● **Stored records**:
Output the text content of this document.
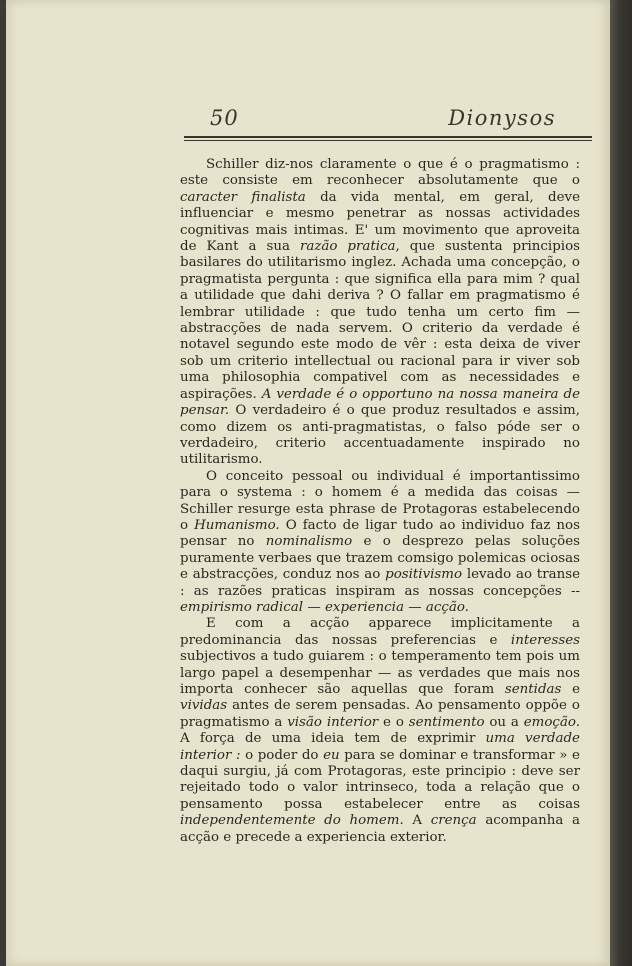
50	Dionysos

Schiller diz-nos claramente o que é o pragmatismo : este consiste em reconhecer absolutamente que o caracter finalista da vida mental, em geral, deve influenciar e mesmo penetrar as nossas actividades cognitivas mais intimas. E' um movimento que aproveita de Kant a sua razão pratica, que sustenta principios basilares do utilitarismo inglez. Achada uma concepção, o pragmatista pergunta : que significa ella para mim ? qual a utilidade que dahi deriva ? O fallar em pragmatismo é lembrar utilidade : que tudo tenha um certo fim — abstracções de nada servem. O criterio da verdade é notavel segundo este modo de vêr : esta deixa de viver sob um criterio intellectual ou racional para ir viver sob uma philosophia compativel com as necessidades e aspirações. A verdade é o opportuno na nossa maneira de pensar. O verdadeiro é o que produz resultados e assim, como dizem os anti-pragmatistas, o falso póde ser o verdadeiro, criterio accentuadamente inspirado no utilitarismo.

O conceito pessoal ou individual é importantissimo para o systema : o homem é a medida das coisas — Schiller resurge esta phrase de Protagoras estabelecendo o Humanismo. O facto de ligar tudo ao individuo faz nos pensar no nominalismo e o desprezo pelas soluções puramente verbaes que trazem comsigo polemicas ociosas e abstracções, conduz nos ao positivismo levado ao transe : as razões praticas inspiram as nossas concepções -- empirismo radical — experiencia — acção.

E com a acção apparece implicitamente a predominancia das nossas preferencias e interesses subjectivos a tudo guiarem : o temperamento tem pois um largo papel a desempenhar — as verdades que mais nos importa conhecer são aquellas que foram sentidas e vividas antes de serem pensadas. Ao pensamento oppõe o pragmatismo a visão interior e o sentimento ou a emoção. A força de uma ideia tem de exprimir uma verdade interior : o poder do eu para se dominar e transformar » e daqui surgiu, já com Protagoras, este principio : deve ser rejeitado todo o valor intrinseco, toda a relação que o pensamento possa estabelecer entre as coisas independentemente do homem. A crença acompanha a acção e precede a experiencia exterior.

● **Task brief**:
Return all of the entries exactly as written, but drop any pictures they hold.

● **Solution below**:
Output the text content of this document.
50	Dionysos

Schiller diz-nos claramente o que é o pragmatismo : este consiste em reconhecer absolutamente que o caracter finalista da vida mental, em geral, deve influenciar e mesmo penetrar as nossas actividades cognitivas mais intimas. E' um movimento que aproveita de Kant a sua razão pratica, que sustenta principios basilares do utilitarismo inglez. Achada uma concepção, o pragmatista pergunta : que significa ella para mim ? qual a utilidade que dahi deriva ? O fallar em pragmatismo é lembrar utilidade : que tudo tenha um certo fim — abstracções de nada servem. O criterio da verdade é notavel segundo este modo de vêr : esta deixa de viver sob um criterio intellectual ou racional para ir viver sob uma philosophia compativel com as necessidades e aspirações. A verdade é o opportuno na nossa maneira de pensar. O verdadeiro é o que produz resultados e assim, como dizem os anti-pragmatistas, o falso póde ser o verdadeiro, criterio accentuadamente inspirado no utilitarismo.

O conceito pessoal ou individual é importantissimo para o systema : o homem é a medida das coisas — Schiller resurge esta phrase de Protagoras estabelecendo o Humanismo. O facto de ligar tudo ao individuo faz nos pensar no nominalismo e o desprezo pelas soluções puramente verbaes que trazem comsigo polemicas ociosas e abstracções, conduz nos ao positivismo levado ao transe : as razões praticas inspiram as nossas concepções -- empirismo radical — experiencia — acção.

E com a acção apparece implicitamente a predominancia das nossas preferencias e interesses subjectivos a tudo guiarem : o temperamento tem pois um largo papel a desempenhar — as verdades que mais nos importa conhecer são aquellas que foram sentidas e vividas antes de serem pensadas. Ao pensamento oppõe o pragmatismo a visão interior e o sentimento ou a emoção. A força de uma ideia tem de exprimir uma verdade interior : o poder do eu para se dominar e transformar » e daqui surgiu, já com Protagoras, este principio : deve ser rejeitado todo o valor intrinseco, toda a relação que o pensamento possa estabelecer entre as coisas independentemente do homem. A crença acompanha a acção e precede a experiencia exterior.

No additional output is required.